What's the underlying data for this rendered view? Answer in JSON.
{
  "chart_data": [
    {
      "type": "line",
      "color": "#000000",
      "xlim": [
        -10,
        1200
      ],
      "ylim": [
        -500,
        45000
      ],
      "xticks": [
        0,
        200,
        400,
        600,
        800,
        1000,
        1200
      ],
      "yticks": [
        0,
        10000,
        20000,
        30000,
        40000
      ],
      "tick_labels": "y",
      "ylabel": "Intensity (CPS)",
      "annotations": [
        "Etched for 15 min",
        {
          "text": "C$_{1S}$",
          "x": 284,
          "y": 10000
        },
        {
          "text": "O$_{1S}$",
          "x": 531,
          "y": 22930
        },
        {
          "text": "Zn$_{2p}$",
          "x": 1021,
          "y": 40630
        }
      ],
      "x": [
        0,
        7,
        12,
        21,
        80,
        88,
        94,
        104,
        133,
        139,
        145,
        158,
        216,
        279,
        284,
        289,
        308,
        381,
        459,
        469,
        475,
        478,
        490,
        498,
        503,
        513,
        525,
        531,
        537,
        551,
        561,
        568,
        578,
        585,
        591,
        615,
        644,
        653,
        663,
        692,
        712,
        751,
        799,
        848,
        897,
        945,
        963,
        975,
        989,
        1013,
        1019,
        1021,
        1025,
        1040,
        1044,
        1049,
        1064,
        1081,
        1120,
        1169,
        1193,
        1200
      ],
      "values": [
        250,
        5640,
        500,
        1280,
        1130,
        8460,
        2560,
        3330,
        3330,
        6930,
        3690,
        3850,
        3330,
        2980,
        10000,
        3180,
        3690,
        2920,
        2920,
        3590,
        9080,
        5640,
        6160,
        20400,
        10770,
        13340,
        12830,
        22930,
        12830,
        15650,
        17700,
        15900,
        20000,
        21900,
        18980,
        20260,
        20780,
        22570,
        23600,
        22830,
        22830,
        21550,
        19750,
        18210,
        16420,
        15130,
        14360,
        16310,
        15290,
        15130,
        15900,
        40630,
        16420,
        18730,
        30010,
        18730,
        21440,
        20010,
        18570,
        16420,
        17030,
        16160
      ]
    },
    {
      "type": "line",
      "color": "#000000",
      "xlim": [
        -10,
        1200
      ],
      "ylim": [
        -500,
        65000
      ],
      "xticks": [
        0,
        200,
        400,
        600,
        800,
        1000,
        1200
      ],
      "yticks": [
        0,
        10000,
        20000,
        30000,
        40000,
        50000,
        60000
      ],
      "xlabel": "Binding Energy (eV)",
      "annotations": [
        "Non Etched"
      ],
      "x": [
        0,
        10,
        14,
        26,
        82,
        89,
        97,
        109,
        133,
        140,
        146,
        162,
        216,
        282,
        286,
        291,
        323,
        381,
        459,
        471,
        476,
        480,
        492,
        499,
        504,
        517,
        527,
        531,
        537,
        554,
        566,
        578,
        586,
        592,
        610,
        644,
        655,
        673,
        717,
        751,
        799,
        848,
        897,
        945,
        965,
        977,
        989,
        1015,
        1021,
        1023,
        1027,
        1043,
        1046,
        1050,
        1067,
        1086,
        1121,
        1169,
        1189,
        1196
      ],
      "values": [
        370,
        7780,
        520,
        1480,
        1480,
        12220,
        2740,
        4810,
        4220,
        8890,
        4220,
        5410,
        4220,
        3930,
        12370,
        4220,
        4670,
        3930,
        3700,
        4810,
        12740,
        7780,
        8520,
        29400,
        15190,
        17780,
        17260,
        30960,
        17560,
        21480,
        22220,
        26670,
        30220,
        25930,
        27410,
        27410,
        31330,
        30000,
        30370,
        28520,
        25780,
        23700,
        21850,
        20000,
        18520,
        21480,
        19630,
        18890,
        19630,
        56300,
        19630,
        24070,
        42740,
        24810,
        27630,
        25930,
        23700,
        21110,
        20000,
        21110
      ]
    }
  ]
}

■ ■ ■

- Problem to work on: Repeat the records exactly, including every line.

- Correct response:
What's the underlying data for this rendered view? Answer in JSON.
{
  "chart_data": [
    {
      "type": "line",
      "color": "#000000",
      "xlim": [
        -10,
        1200
      ],
      "ylim": [
        -500,
        45000
      ],
      "xticks": [
        0,
        200,
        400,
        600,
        800,
        1000,
        1200
      ],
      "yticks": [
        0,
        10000,
        20000,
        30000,
        40000
      ],
      "tick_labels": "y",
      "ylabel": "Intensity (CPS)",
      "annotations": [
        "Etched for 15 min",
        {
          "text": "C$_{1S}$",
          "x": 284,
          "y": 10000
        },
        {
          "text": "O$_{1S}$",
          "x": 531,
          "y": 22930
        },
        {
          "text": "Zn$_{2p}$",
          "x": 1021,
          "y": 40630
        }
      ],
      "x": [
        0,
        7,
        12,
        21,
        80,
        88,
        94,
        104,
        133,
        139,
        145,
        158,
        216,
        279,
        284,
        289,
        308,
        381,
        459,
        469,
        475,
        478,
        490,
        498,
        503,
        513,
        525,
        531,
        537,
        551,
        561,
        568,
        578,
        585,
        591,
        615,
        644,
        653,
        663,
        692,
        712,
        751,
        799,
        848,
        897,
        945,
        963,
        975,
        989,
        1013,
        1019,
        1021,
        1025,
        1040,
        1044,
        1049,
        1064,
        1081,
        1120,
        1169,
        1193,
        1200
      ],
      "values": [
        250,
        5640,
        500,
        1280,
        1130,
        8460,
        2560,
        3330,
        3330,
        6930,
        3690,
        3850,
        3330,
        2980,
        10000,
        3180,
        3690,
        2920,
        2920,
        3590,
        9080,
        5640,
        6160,
        20400,
        10770,
        13340,
        12830,
        22930,
        12830,
        15650,
        17700,
        15900,
        20000,
        21900,
        18980,
        20260,
        20780,
        22570,
        23600,
        22830,
        22830,
        21550,
        19750,
        18210,
        16420,
        15130,
        14360,
        16310,
        15290,
        15130,
        15900,
        40630,
        16420,
        18730,
        30010,
        18730,
        21440,
        20010,
        18570,
        16420,
        17030,
        16160
      ]
    },
    {
      "type": "line",
      "color": "#000000",
      "xlim": [
        -10,
        1200
      ],
      "ylim": [
        -500,
        65000
      ],
      "xticks": [
        0,
        200,
        400,
        600,
        800,
        1000,
        1200
      ],
      "yticks": [
        0,
        10000,
        20000,
        30000,
        40000,
        50000,
        60000
      ],
      "xlabel": "Binding Energy (eV)",
      "annotations": [
        "Non Etched"
      ],
      "x": [
        0,
        10,
        14,
        26,
        82,
        89,
        97,
        109,
        133,
        140,
        146,
        162,
        216,
        282,
        286,
        291,
        323,
        381,
        459,
        471,
        476,
        480,
        492,
        499,
        504,
        517,
        527,
        531,
        537,
        554,
        566,
        578,
        586,
        592,
        610,
        644,
        655,
        673,
        717,
        751,
        799,
        848,
        897,
        945,
        965,
        977,
        989,
        1015,
        1021,
        1023,
        1027,
        1043,
        1046,
        1050,
        1067,
        1086,
        1121,
        1169,
        1189,
        1196
      ],
      "values": [
        370,
        7780,
        520,
        1480,
        1480,
        12220,
        2740,
        4810,
        4220,
        8890,
        4220,
        5410,
        4220,
        3930,
        12370,
        4220,
        4670,
        3930,
        3700,
        4810,
        12740,
        7780,
        8520,
        29400,
        15190,
        17780,
        17260,
        30960,
        17560,
        21480,
        22220,
        26670,
        30220,
        25930,
        27410,
        27410,
        31330,
        30000,
        30370,
        28520,
        25780,
        23700,
        21850,
        20000,
        18520,
        21480,
        19630,
        18890,
        19630,
        56300,
        19630,
        24070,
        42740,
        24810,
        27630,
        25930,
        23700,
        21110,
        20000,
        21110
      ]
    }
  ]
}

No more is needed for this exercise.